What is asked: Pull every line of the listing below and reproduce each one word for word, in its original order.

* START Exercise material *

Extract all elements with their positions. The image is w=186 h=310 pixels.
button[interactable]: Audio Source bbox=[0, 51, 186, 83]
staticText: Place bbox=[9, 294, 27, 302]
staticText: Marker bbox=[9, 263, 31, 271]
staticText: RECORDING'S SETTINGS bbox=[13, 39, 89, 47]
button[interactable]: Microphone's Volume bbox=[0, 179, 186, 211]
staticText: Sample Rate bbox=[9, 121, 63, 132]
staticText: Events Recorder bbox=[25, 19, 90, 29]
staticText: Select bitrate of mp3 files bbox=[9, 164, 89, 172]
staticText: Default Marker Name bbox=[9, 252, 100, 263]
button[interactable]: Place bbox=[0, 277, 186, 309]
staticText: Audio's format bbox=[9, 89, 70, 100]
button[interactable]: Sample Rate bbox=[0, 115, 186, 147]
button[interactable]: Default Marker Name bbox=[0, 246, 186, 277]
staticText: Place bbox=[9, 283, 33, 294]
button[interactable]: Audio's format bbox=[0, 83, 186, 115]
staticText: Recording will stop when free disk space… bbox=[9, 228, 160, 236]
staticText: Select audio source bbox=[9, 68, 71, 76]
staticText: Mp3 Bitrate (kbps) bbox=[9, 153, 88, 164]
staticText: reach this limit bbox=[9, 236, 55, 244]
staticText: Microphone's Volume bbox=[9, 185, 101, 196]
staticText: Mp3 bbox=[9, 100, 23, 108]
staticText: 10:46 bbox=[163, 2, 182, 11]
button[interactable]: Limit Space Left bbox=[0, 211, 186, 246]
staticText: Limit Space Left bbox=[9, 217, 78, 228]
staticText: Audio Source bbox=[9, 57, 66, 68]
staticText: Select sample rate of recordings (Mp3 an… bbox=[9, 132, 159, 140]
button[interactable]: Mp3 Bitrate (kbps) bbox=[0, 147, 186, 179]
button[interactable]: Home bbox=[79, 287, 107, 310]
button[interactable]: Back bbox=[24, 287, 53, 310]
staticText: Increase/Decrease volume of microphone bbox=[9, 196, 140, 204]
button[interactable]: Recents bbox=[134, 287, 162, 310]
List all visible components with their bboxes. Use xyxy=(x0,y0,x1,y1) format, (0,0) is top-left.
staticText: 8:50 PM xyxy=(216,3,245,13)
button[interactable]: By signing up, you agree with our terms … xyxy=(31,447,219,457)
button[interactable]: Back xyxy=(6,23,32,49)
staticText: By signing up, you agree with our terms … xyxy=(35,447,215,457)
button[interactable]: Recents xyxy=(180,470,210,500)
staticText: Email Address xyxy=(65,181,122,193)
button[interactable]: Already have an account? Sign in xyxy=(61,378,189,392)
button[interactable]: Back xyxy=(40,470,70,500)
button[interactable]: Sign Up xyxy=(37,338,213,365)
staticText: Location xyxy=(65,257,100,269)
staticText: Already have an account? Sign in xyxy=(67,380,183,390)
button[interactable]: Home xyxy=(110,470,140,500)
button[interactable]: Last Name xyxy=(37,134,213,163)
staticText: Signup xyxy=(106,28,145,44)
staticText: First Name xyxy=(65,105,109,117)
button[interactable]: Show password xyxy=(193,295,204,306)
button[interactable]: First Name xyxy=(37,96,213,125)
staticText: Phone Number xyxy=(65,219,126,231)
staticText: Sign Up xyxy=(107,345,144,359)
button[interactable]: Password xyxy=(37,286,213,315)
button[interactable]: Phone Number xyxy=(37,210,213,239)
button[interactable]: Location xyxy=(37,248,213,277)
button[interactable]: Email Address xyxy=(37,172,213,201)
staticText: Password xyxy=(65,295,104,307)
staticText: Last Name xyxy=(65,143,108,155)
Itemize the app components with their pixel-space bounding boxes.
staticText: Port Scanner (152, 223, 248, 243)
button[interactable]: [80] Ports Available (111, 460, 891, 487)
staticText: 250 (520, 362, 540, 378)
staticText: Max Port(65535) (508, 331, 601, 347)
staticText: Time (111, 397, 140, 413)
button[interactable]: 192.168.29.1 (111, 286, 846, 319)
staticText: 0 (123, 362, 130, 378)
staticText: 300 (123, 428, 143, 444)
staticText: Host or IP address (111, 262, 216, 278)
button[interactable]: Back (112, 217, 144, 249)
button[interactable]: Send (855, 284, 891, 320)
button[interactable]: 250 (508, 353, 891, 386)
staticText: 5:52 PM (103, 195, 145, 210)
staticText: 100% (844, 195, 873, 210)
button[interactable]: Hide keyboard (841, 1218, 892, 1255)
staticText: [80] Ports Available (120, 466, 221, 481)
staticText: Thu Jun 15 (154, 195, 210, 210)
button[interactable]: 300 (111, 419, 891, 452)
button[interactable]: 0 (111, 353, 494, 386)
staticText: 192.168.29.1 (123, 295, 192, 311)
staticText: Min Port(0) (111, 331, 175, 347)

* END Exercise material *

Written solution:
Extract all elements with their positions. The image is w=186 h=310 pixels.
button[interactable]: Audio Source bbox=[0, 51, 186, 83]
staticText: Place bbox=[9, 294, 27, 302]
staticText: Marker bbox=[9, 263, 31, 271]
staticText: RECORDING'S SETTINGS bbox=[13, 39, 89, 47]
button[interactable]: Microphone's Volume bbox=[0, 179, 186, 211]
staticText: Sample Rate bbox=[9, 121, 63, 132]
staticText: Events Recorder bbox=[25, 19, 90, 29]
staticText: Select bitrate of mp3 files bbox=[9, 164, 89, 172]
staticText: Default Marker Name bbox=[9, 252, 100, 263]
button[interactable]: Place bbox=[0, 277, 186, 309]
staticText: Audio's format bbox=[9, 89, 70, 100]
button[interactable]: Sample Rate bbox=[0, 115, 186, 147]
button[interactable]: Default Marker Name bbox=[0, 246, 186, 277]
staticText: Place bbox=[9, 283, 33, 294]
button[interactable]: Audio's format bbox=[0, 83, 186, 115]
staticText: Recording will stop when free disk space… bbox=[9, 228, 160, 236]
staticText: Select audio source bbox=[9, 68, 71, 76]
staticText: Mp3 Bitrate (kbps) bbox=[9, 153, 88, 164]
staticText: reach this limit bbox=[9, 236, 55, 244]
staticText: Microphone's Volume bbox=[9, 185, 101, 196]
staticText: Mp3 bbox=[9, 100, 23, 108]
staticText: 10:46 bbox=[163, 2, 182, 11]
button[interactable]: Limit Space Left bbox=[0, 211, 186, 246]
staticText: Limit Space Left bbox=[9, 217, 78, 228]
staticText: Audio Source bbox=[9, 57, 66, 68]
staticText: Select sample rate of recordings (Mp3 an… bbox=[9, 132, 159, 140]
button[interactable]: Mp3 Bitrate (kbps) bbox=[0, 147, 186, 179]
button[interactable]: Home bbox=[79, 287, 107, 310]
button[interactable]: Back bbox=[24, 287, 53, 310]
staticText: Increase/Decrease volume of microphone bbox=[9, 196, 140, 204]
button[interactable]: Recents bbox=[134, 287, 162, 310]
List all visible components with their bboxes. Use xyxy=(x0,y0,x1,y1) format, (0,0) is top-left.
staticText: 8:50 PM xyxy=(216,3,245,13)
button[interactable]: By signing up, you agree with our terms … xyxy=(31,447,219,457)
button[interactable]: Back xyxy=(6,23,32,49)
staticText: By signing up, you agree with our terms … xyxy=(35,447,215,457)
button[interactable]: Recents xyxy=(180,470,210,500)
staticText: Email Address xyxy=(65,181,122,193)
button[interactable]: Already have an account? Sign in xyxy=(61,378,189,392)
button[interactable]: Back xyxy=(40,470,70,500)
button[interactable]: Sign Up xyxy=(37,338,213,365)
staticText: Location xyxy=(65,257,100,269)
staticText: Already have an account? Sign in xyxy=(67,380,183,390)
button[interactable]: Home xyxy=(110,470,140,500)
button[interactable]: Last Name xyxy=(37,134,213,163)
staticText: Signup xyxy=(106,28,145,44)
staticText: First Name xyxy=(65,105,109,117)
button[interactable]: Show password xyxy=(193,295,204,306)
button[interactable]: First Name xyxy=(37,96,213,125)
staticText: Phone Number xyxy=(65,219,126,231)
staticText: Sign Up xyxy=(107,345,144,359)
button[interactable]: Password xyxy=(37,286,213,315)
button[interactable]: Phone Number xyxy=(37,210,213,239)
button[interactable]: Location xyxy=(37,248,213,277)
button[interactable]: Email Address xyxy=(37,172,213,201)
staticText: Password xyxy=(65,295,104,307)
staticText: Last Name xyxy=(65,143,108,155)
Itemize the app components with their pixel-space bounding boxes.
staticText: Port Scanner (152, 223, 248, 243)
button[interactable]: [80] Ports Available (111, 460, 891, 487)
staticText: 250 (520, 362, 540, 378)
staticText: Max Port(65535) (508, 331, 601, 347)
staticText: Time (111, 397, 140, 413)
button[interactable]: 192.168.29.1 (111, 286, 846, 319)
staticText: 0 (123, 362, 130, 378)
staticText: 300 (123, 428, 143, 444)
staticText: Host or IP address (111, 262, 216, 278)
button[interactable]: Back (112, 217, 144, 249)
button[interactable]: Send (855, 284, 891, 320)
button[interactable]: 250 (508, 353, 891, 386)
staticText: 5:52 PM (103, 195, 145, 210)
staticText: 100% (844, 195, 873, 210)
button[interactable]: Hide keyboard (841, 1218, 892, 1255)
staticText: [80] Ports Available (120, 466, 221, 481)
staticText: Thu Jun 15 (154, 195, 210, 210)
button[interactable]: 300 (111, 419, 891, 452)
button[interactable]: 0 (111, 353, 494, 386)
staticText: 192.168.29.1 (123, 295, 192, 311)
staticText: Min Port(0) (111, 331, 175, 347)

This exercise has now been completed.